● WHAT YOU ARE ASKED TO DO
Reproduce every one of the items below line for line, with no changes to wording, numbers, or order.
>> START MATERIAL SHOWN
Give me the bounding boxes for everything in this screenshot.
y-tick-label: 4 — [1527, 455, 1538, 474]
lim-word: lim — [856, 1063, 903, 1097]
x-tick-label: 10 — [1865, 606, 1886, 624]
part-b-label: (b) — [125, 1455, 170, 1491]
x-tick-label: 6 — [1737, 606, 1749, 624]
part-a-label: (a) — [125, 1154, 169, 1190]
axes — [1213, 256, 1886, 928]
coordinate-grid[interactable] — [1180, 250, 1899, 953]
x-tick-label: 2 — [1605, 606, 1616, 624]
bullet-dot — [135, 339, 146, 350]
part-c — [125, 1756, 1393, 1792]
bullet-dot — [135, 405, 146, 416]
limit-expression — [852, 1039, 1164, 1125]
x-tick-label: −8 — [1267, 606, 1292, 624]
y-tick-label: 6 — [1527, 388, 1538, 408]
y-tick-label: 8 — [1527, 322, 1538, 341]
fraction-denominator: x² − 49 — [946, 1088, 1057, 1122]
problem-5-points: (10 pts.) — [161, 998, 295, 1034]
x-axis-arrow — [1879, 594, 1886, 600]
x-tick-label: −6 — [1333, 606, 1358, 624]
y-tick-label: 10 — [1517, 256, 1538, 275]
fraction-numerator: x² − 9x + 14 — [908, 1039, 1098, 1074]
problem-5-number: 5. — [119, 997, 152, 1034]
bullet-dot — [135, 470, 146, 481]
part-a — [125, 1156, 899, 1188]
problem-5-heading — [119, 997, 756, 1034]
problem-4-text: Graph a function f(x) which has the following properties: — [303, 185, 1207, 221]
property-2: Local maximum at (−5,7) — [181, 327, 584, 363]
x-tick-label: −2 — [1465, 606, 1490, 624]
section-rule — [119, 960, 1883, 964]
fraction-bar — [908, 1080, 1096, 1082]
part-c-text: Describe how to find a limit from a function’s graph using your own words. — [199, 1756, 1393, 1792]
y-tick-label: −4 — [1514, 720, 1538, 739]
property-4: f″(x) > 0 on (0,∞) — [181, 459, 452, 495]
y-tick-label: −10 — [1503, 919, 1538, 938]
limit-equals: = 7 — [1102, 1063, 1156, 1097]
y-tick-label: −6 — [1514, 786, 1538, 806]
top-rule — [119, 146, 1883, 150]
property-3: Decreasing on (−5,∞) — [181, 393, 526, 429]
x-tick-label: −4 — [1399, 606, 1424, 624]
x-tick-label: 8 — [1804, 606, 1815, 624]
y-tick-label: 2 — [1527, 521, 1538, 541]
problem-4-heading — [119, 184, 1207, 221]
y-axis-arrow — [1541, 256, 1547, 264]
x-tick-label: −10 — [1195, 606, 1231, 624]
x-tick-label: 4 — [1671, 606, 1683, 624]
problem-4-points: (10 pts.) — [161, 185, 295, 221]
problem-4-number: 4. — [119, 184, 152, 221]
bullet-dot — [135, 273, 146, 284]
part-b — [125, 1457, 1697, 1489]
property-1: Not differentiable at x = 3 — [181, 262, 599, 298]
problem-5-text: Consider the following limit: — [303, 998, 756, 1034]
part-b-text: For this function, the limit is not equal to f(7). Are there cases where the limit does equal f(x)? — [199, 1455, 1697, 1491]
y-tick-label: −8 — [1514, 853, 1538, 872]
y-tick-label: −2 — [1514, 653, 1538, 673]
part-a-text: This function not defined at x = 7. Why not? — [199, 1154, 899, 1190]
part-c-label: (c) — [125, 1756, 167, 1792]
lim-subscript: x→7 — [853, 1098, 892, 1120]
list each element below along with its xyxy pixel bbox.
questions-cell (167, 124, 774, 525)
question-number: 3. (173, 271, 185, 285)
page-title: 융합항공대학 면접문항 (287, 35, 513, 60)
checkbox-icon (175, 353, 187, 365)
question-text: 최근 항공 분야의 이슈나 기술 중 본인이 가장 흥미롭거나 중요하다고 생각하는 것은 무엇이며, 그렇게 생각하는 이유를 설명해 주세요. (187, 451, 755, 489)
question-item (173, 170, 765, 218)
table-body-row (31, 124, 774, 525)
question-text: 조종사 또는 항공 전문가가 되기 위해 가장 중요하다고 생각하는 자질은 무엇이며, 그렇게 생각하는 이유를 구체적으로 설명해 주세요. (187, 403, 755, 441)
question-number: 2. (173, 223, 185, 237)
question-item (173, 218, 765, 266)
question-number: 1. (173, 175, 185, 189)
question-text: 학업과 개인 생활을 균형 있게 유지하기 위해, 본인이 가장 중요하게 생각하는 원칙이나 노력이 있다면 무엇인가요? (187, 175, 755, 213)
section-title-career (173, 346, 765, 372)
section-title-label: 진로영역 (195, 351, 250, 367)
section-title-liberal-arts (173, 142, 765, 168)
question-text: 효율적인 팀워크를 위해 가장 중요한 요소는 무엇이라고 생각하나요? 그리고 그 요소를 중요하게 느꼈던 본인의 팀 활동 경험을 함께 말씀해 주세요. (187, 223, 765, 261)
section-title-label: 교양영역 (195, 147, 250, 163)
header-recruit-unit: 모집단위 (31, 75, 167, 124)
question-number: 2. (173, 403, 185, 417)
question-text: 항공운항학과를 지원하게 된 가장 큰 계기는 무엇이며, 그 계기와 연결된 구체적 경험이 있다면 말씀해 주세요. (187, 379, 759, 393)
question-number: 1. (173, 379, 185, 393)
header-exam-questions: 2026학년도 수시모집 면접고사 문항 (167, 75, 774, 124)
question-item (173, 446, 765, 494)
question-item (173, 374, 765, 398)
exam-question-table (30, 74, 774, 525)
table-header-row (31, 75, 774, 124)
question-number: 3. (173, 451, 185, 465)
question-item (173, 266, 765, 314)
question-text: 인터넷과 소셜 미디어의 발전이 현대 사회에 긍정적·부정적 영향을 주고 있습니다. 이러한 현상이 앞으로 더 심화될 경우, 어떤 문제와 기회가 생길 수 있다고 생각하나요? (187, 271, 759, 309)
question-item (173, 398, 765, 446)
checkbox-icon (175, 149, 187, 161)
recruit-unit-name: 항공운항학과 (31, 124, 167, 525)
>> END MATERIAL SHOWN
● EXPECTED ANSWER
Give me the bounding boxes for everything in this screenshot.
y-tick-label: 4 — [1527, 455, 1538, 474]
lim-word: lim — [856, 1063, 903, 1097]
x-tick-label: 10 — [1865, 606, 1886, 624]
part-b-label: (b) — [125, 1455, 170, 1491]
x-tick-label: 6 — [1737, 606, 1749, 624]
part-a-label: (a) — [125, 1154, 169, 1190]
axes — [1213, 256, 1886, 928]
coordinate-grid[interactable] — [1180, 250, 1899, 953]
x-tick-label: 2 — [1605, 606, 1616, 624]
bullet-dot — [135, 339, 146, 350]
part-c — [125, 1756, 1393, 1792]
bullet-dot — [135, 405, 146, 416]
limit-expression — [852, 1039, 1164, 1125]
x-tick-label: −8 — [1267, 606, 1292, 624]
y-tick-label: 6 — [1527, 388, 1538, 408]
y-tick-label: 8 — [1527, 322, 1538, 341]
fraction-denominator: x² − 49 — [946, 1088, 1057, 1122]
problem-5-points: (10 pts.) — [161, 998, 295, 1034]
x-axis-arrow — [1879, 594, 1886, 600]
x-tick-label: −6 — [1333, 606, 1358, 624]
y-tick-label: 10 — [1517, 256, 1538, 275]
fraction-numerator: x² − 9x + 14 — [908, 1039, 1098, 1074]
problem-5-number: 5. — [119, 997, 152, 1034]
bullet-dot — [135, 470, 146, 481]
part-a — [125, 1156, 899, 1188]
problem-5-heading — [119, 997, 756, 1034]
problem-4-text: Graph a function f(x) which has the following properties: — [303, 185, 1207, 221]
property-2: Local maximum at (−5,7) — [181, 327, 584, 363]
x-tick-label: −2 — [1465, 606, 1490, 624]
section-rule — [119, 960, 1883, 964]
fraction-bar — [908, 1080, 1096, 1082]
part-c-text: Describe how to find a limit from a function’s graph using your own words. — [199, 1756, 1393, 1792]
y-tick-label: −4 — [1514, 720, 1538, 739]
property-4: f″(x) > 0 on (0,∞) — [181, 459, 452, 495]
y-tick-label: −10 — [1503, 919, 1538, 938]
limit-equals: = 7 — [1102, 1063, 1156, 1097]
y-tick-label: −6 — [1514, 786, 1538, 806]
top-rule — [119, 146, 1883, 150]
property-3: Decreasing on (−5,∞) — [181, 393, 526, 429]
x-tick-label: −4 — [1399, 606, 1424, 624]
x-tick-label: 8 — [1804, 606, 1815, 624]
y-tick-label: 2 — [1527, 521, 1538, 541]
problem-4-heading — [119, 184, 1207, 221]
y-axis-arrow — [1541, 256, 1547, 264]
x-tick-label: −10 — [1195, 606, 1231, 624]
x-tick-label: 4 — [1671, 606, 1683, 624]
problem-4-points: (10 pts.) — [161, 185, 295, 221]
problem-4-number: 4. — [119, 184, 152, 221]
bullet-dot — [135, 273, 146, 284]
part-b — [125, 1457, 1697, 1489]
property-1: Not differentiable at x = 3 — [181, 262, 599, 298]
problem-5-text: Consider the following limit: — [303, 998, 756, 1034]
part-b-text: For this function, the limit is not equal to f(7). Are there cases where the limit does equal f(x)? — [199, 1455, 1697, 1491]
y-tick-label: −8 — [1514, 853, 1538, 872]
y-tick-label: −2 — [1514, 653, 1538, 673]
part-a-text: This function not defined at x = 7. Why not? — [199, 1154, 899, 1190]
part-c-label: (c) — [125, 1756, 167, 1792]
lim-subscript: x→7 — [853, 1098, 892, 1120]
list each element below along with its xyxy pixel bbox.
questions-cell (167, 124, 774, 525)
question-number: 3. (173, 271, 185, 285)
page-title: 융합항공대학 면접문항 (287, 35, 513, 60)
checkbox-icon (175, 353, 187, 365)
question-text: 최근 항공 분야의 이슈나 기술 중 본인이 가장 흥미롭거나 중요하다고 생각하는 것은 무엇이며, 그렇게 생각하는 이유를 설명해 주세요. (187, 451, 755, 489)
question-item (173, 170, 765, 218)
table-body-row (31, 124, 774, 525)
question-text: 조종사 또는 항공 전문가가 되기 위해 가장 중요하다고 생각하는 자질은 무엇이며, 그렇게 생각하는 이유를 구체적으로 설명해 주세요. (187, 403, 755, 441)
question-number: 2. (173, 223, 185, 237)
question-item (173, 218, 765, 266)
question-number: 1. (173, 175, 185, 189)
question-text: 학업과 개인 생활을 균형 있게 유지하기 위해, 본인이 가장 중요하게 생각하는 원칙이나 노력이 있다면 무엇인가요? (187, 175, 755, 213)
section-title-career (173, 346, 765, 372)
section-title-label: 진로영역 (195, 351, 250, 367)
section-title-liberal-arts (173, 142, 765, 168)
question-text: 효율적인 팀워크를 위해 가장 중요한 요소는 무엇이라고 생각하나요? 그리고 그 요소를 중요하게 느꼈던 본인의 팀 활동 경험을 함께 말씀해 주세요. (187, 223, 765, 261)
section-title-label: 교양영역 (195, 147, 250, 163)
header-recruit-unit: 모집단위 (31, 75, 167, 124)
question-number: 2. (173, 403, 185, 417)
question-text: 항공운항학과를 지원하게 된 가장 큰 계기는 무엇이며, 그 계기와 연결된 구체적 경험이 있다면 말씀해 주세요. (187, 379, 759, 393)
question-number: 1. (173, 379, 185, 393)
header-exam-questions: 2026학년도 수시모집 면접고사 문항 (167, 75, 774, 124)
question-item (173, 446, 765, 494)
question-item (173, 374, 765, 398)
exam-question-table (30, 74, 774, 525)
table-header-row (31, 75, 774, 124)
question-number: 3. (173, 451, 185, 465)
question-item (173, 266, 765, 314)
question-text: 인터넷과 소셜 미디어의 발전이 현대 사회에 긍정적·부정적 영향을 주고 있습니다. 이러한 현상이 앞으로 더 심화될 경우, 어떤 문제와 기회가 생길 수 있다고 생각하나요? (187, 271, 759, 309)
question-item (173, 398, 765, 446)
checkbox-icon (175, 149, 187, 161)
recruit-unit-name: 항공운항학과 (31, 124, 167, 525)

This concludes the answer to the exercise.